** WHAT IS ASKED **
Could you copy every line from the material below in which "name" appears?

------ RECORD SET ------

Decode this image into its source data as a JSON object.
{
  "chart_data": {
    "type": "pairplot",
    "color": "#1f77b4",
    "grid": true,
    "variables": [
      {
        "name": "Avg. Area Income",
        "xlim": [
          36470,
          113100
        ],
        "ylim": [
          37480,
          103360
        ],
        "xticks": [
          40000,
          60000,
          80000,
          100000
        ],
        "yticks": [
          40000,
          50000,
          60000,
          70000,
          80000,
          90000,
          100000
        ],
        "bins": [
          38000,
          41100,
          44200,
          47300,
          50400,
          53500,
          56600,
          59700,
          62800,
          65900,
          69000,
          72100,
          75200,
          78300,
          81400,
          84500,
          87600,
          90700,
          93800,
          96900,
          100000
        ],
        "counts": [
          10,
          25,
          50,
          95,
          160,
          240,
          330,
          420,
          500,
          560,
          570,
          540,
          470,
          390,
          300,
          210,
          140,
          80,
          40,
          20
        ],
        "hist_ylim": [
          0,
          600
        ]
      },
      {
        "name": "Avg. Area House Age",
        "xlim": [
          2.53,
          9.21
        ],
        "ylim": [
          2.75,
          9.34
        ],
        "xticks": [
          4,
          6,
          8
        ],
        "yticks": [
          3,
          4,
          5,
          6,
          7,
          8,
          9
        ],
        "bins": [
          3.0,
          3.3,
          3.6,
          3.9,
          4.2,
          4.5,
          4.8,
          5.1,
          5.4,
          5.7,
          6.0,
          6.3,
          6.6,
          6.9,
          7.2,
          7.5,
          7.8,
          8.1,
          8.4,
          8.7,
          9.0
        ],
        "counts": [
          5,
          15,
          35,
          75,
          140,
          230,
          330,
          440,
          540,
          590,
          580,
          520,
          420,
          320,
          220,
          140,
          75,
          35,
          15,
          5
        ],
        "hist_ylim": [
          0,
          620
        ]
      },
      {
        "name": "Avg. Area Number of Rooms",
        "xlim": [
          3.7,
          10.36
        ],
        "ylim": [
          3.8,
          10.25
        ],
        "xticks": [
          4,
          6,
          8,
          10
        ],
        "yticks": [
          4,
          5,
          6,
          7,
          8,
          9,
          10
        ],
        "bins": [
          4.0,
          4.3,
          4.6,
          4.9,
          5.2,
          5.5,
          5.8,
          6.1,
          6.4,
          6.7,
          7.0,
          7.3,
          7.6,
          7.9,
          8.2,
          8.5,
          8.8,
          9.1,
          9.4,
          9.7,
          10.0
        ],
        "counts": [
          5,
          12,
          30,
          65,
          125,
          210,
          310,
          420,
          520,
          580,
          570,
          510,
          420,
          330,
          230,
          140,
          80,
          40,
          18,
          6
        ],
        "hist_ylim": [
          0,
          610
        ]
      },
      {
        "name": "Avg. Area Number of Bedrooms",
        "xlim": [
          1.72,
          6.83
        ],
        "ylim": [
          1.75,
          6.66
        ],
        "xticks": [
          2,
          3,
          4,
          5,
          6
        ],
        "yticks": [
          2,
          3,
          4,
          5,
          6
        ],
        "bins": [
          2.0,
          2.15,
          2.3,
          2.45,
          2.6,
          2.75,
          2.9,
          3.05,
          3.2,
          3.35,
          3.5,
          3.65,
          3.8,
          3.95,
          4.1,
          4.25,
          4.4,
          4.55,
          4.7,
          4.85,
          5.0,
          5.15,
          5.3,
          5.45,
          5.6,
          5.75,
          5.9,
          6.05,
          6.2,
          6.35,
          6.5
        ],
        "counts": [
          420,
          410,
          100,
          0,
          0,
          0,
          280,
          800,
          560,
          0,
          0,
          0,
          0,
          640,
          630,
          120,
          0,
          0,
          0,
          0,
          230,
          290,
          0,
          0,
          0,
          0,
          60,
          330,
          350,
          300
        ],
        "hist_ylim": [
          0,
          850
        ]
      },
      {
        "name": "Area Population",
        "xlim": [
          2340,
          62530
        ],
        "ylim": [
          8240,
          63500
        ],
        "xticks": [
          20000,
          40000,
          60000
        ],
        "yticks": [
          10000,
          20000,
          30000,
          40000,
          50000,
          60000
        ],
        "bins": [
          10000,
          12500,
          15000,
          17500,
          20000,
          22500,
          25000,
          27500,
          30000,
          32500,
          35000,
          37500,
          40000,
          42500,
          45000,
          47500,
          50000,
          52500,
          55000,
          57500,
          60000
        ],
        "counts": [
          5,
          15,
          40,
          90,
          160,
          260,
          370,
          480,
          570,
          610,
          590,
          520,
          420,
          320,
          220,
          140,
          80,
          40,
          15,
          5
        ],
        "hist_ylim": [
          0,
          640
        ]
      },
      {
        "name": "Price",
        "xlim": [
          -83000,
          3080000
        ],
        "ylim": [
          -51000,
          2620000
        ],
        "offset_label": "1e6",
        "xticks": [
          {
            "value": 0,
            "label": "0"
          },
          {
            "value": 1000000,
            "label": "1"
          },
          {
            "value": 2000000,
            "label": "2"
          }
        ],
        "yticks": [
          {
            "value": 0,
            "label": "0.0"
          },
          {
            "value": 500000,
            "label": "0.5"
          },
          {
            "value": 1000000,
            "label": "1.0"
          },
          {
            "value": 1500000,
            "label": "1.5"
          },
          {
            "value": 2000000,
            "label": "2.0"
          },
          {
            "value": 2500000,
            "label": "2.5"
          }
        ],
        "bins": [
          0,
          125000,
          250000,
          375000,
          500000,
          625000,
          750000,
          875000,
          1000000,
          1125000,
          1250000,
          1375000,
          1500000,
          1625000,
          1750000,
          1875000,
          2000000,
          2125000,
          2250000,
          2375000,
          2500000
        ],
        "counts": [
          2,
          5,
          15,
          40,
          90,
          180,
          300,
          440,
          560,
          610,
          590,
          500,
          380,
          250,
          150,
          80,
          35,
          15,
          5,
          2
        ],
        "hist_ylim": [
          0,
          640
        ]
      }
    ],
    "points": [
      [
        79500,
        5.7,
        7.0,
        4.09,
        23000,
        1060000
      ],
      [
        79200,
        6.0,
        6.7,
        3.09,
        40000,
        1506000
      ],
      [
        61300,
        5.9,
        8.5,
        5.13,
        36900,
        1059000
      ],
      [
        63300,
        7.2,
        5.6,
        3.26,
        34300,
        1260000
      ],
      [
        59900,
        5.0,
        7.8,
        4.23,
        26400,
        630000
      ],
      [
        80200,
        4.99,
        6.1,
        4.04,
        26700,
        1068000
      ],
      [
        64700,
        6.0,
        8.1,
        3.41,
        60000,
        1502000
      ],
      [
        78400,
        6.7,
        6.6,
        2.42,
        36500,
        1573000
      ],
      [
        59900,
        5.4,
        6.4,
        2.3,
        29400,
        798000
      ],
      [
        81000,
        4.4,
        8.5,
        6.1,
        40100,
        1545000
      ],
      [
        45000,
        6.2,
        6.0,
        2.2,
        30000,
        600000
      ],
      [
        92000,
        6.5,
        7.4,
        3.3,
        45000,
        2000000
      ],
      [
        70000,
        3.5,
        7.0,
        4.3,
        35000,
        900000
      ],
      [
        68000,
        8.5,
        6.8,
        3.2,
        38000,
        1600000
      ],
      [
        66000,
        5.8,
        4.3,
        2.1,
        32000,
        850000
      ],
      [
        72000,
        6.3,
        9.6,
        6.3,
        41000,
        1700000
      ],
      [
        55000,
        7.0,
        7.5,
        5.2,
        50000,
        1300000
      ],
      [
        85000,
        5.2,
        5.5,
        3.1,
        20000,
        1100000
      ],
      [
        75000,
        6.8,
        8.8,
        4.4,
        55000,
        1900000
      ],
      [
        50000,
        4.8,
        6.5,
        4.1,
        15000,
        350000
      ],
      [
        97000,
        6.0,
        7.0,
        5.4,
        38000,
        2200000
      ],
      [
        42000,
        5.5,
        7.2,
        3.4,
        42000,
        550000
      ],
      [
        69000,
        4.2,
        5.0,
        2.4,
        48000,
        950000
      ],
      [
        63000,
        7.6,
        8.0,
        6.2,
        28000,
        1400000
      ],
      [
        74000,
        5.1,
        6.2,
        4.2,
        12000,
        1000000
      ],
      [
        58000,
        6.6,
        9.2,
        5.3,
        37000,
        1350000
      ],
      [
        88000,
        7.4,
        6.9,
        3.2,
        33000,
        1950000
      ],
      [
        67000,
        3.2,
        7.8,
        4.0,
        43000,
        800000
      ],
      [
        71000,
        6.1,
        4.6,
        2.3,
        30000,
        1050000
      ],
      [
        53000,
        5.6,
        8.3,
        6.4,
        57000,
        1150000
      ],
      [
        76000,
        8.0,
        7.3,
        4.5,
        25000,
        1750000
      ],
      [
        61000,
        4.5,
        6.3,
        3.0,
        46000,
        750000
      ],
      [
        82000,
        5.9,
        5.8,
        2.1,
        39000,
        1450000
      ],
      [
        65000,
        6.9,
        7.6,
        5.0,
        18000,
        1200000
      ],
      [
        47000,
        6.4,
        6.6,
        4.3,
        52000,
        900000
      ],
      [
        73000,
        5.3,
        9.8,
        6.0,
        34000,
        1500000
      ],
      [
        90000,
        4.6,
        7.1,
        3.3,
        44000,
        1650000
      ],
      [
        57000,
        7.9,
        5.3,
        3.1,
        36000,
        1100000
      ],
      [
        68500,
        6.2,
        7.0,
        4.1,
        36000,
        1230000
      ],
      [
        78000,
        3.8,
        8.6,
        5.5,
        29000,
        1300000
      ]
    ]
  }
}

------

** FINISHED EXERCISE **
        "name": "Avg. Area Income",
        "name": "Avg. Area House Age",
        "name": "Avg. Area Number of Rooms",
        "name": "Avg. Area Number of Bedrooms",
        "name": "Area Population",
        "name": "Price",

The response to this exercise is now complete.